#### GIVEN DATA
──────────────────────────────
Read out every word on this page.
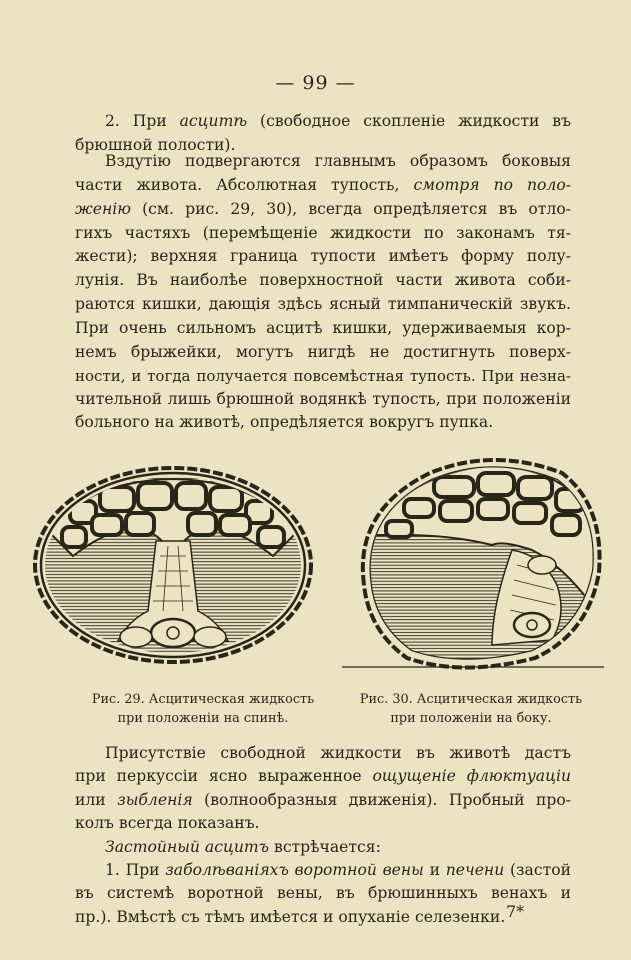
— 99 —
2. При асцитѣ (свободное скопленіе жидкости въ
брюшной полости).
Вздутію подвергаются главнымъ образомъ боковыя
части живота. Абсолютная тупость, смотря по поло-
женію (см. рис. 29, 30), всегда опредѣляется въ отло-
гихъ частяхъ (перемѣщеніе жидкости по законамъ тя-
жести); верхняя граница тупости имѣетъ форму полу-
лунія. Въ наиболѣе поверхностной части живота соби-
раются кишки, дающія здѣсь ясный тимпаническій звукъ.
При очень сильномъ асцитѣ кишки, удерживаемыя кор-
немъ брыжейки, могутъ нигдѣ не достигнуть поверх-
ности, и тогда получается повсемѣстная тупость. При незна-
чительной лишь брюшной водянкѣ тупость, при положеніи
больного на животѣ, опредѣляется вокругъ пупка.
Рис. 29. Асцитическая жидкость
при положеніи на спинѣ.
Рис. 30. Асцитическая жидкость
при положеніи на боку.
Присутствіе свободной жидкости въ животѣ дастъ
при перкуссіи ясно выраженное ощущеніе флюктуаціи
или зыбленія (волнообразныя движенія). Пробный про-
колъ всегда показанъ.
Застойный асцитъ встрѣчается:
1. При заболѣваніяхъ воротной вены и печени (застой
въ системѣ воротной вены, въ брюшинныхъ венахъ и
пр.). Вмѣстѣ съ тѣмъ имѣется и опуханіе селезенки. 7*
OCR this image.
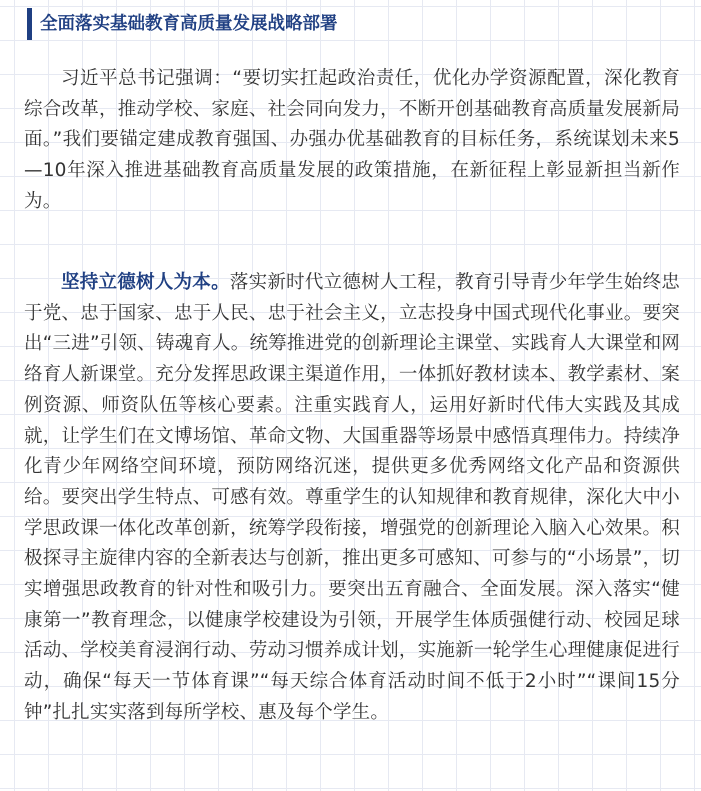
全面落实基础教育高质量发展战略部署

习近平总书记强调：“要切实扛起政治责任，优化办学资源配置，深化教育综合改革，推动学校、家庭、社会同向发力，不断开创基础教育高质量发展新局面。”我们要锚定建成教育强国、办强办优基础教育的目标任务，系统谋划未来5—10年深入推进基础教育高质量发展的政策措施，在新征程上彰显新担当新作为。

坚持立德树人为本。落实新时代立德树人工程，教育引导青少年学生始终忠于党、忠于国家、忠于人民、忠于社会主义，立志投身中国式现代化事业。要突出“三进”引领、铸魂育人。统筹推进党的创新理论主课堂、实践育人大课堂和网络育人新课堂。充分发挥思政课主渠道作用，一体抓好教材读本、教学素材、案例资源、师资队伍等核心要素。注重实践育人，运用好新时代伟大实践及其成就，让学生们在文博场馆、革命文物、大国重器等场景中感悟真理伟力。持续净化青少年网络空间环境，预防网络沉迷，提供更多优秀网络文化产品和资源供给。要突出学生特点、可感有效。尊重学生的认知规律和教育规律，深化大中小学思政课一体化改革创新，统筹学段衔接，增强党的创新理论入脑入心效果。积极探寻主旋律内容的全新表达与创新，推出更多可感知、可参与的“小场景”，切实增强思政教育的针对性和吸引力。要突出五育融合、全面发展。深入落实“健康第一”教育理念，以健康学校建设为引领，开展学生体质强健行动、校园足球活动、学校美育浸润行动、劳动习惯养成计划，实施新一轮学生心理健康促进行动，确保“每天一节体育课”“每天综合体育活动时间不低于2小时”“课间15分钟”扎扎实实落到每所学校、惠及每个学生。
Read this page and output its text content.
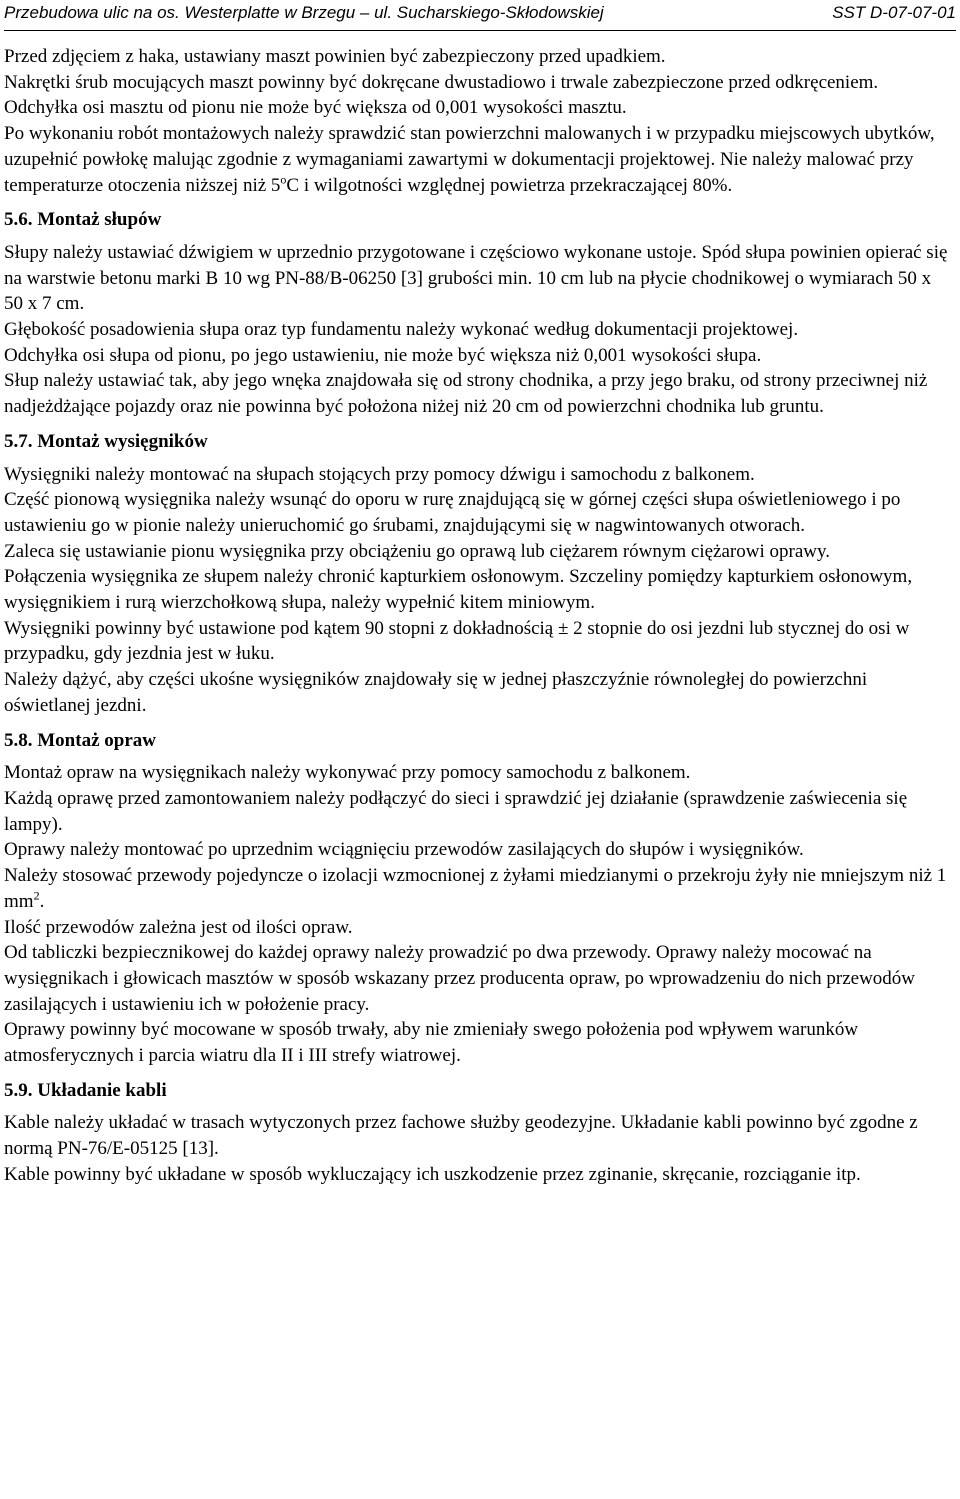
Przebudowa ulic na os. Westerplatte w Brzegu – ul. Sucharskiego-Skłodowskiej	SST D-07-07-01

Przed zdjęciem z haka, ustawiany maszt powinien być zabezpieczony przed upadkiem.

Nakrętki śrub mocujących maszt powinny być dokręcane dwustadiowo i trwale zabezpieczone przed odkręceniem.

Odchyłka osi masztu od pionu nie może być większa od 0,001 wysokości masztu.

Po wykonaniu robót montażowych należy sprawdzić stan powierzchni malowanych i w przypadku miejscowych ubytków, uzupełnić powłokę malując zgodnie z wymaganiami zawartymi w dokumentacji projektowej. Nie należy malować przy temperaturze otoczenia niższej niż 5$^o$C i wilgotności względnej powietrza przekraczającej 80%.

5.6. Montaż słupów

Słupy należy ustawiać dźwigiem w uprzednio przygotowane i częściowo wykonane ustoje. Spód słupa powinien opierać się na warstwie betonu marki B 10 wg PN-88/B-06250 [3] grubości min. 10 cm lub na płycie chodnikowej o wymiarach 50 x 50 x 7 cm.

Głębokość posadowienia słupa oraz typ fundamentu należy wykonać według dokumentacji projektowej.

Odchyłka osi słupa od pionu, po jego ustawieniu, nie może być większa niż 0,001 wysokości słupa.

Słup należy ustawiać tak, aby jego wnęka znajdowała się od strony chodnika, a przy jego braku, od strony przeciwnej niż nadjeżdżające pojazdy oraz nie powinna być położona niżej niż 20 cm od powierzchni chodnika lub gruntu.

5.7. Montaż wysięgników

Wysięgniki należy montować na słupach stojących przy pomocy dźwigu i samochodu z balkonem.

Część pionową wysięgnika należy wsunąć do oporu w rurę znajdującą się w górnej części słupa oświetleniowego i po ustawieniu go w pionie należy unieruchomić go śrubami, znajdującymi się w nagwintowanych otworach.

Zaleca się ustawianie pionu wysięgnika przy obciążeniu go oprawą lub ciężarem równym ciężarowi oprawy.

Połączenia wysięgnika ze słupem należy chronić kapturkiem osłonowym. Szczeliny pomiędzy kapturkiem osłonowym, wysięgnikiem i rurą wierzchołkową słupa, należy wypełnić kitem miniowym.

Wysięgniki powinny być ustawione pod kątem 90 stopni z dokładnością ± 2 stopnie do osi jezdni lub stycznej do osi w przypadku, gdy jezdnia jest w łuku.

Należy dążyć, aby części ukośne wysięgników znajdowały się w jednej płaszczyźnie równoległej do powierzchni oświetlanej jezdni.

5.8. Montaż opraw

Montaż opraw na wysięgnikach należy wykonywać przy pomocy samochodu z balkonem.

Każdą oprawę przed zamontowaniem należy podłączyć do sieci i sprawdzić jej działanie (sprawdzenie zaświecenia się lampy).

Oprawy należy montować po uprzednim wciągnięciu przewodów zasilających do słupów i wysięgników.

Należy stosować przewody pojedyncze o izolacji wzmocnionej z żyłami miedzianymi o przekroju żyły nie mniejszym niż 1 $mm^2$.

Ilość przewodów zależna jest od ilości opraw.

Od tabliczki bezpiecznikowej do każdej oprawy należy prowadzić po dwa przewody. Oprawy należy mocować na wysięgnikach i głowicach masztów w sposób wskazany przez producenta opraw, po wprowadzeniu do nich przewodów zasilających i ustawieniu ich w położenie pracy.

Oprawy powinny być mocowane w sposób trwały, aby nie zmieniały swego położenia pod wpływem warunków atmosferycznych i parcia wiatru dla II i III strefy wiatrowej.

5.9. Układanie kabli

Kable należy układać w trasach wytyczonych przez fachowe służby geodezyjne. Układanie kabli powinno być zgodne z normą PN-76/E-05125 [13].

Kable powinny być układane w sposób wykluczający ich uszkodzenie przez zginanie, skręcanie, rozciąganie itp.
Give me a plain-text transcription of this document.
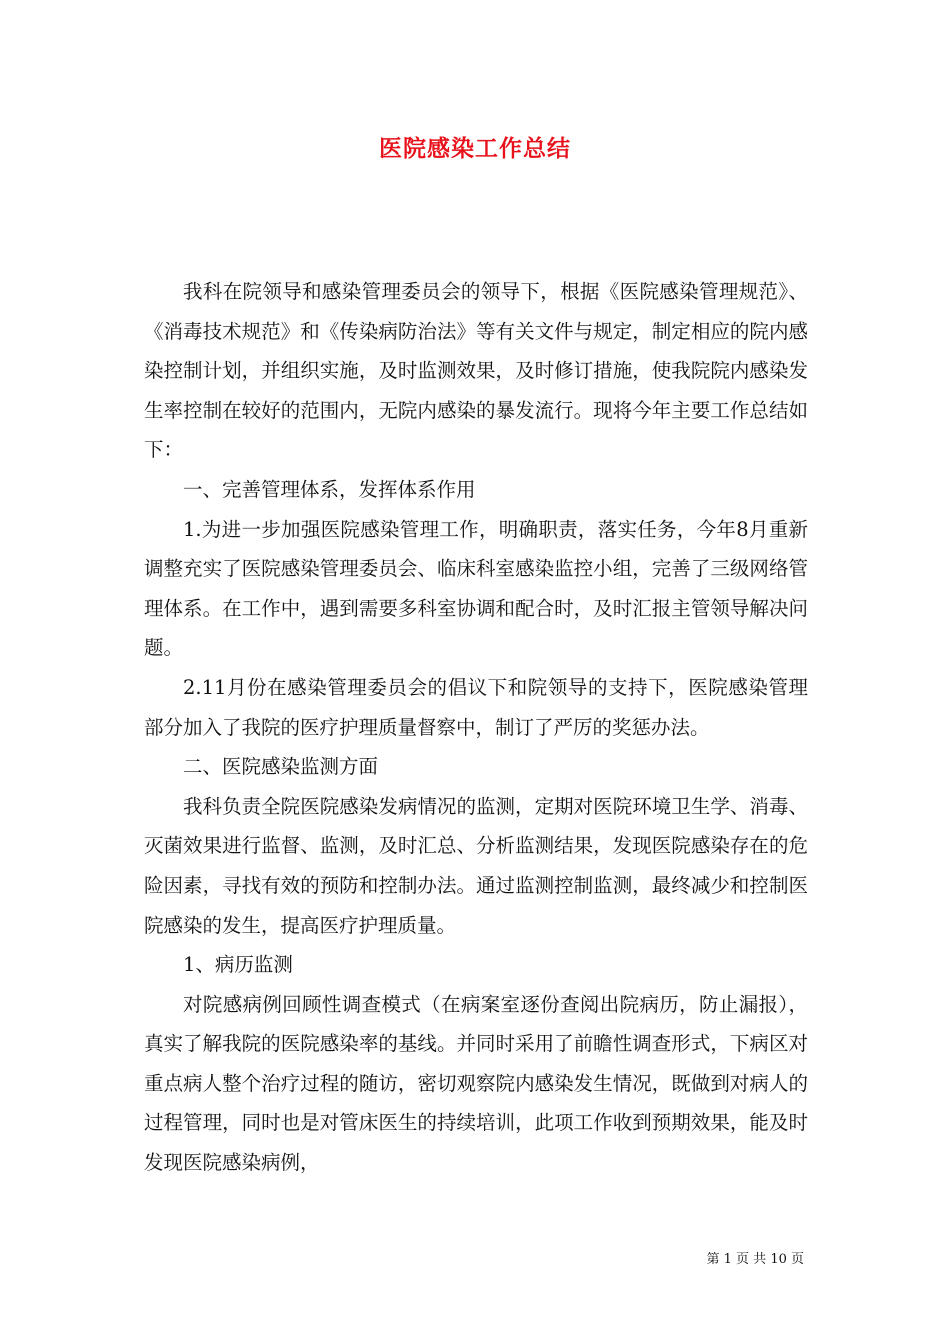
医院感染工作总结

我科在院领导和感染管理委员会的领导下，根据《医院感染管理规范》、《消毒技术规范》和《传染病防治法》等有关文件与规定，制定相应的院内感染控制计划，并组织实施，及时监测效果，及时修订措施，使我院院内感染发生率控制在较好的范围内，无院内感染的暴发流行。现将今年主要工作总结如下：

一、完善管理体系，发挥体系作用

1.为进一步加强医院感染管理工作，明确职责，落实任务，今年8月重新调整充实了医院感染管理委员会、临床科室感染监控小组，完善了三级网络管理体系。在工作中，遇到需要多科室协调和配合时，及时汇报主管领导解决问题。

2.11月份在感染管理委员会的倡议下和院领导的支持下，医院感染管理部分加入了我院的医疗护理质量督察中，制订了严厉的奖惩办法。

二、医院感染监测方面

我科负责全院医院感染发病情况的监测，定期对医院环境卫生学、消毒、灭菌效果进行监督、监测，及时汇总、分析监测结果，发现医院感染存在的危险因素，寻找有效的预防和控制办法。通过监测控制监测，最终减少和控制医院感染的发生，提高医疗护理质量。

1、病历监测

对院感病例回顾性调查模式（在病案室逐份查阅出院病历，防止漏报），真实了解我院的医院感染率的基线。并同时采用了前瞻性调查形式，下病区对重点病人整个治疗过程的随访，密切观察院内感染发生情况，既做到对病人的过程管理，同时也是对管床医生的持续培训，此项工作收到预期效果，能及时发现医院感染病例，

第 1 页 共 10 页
──────────────────────────────
#### DIRECTIONS
Ascertain the number of lines in the entries that include the word "sposób", and report only that number.

#### WRITTEN REPLY
3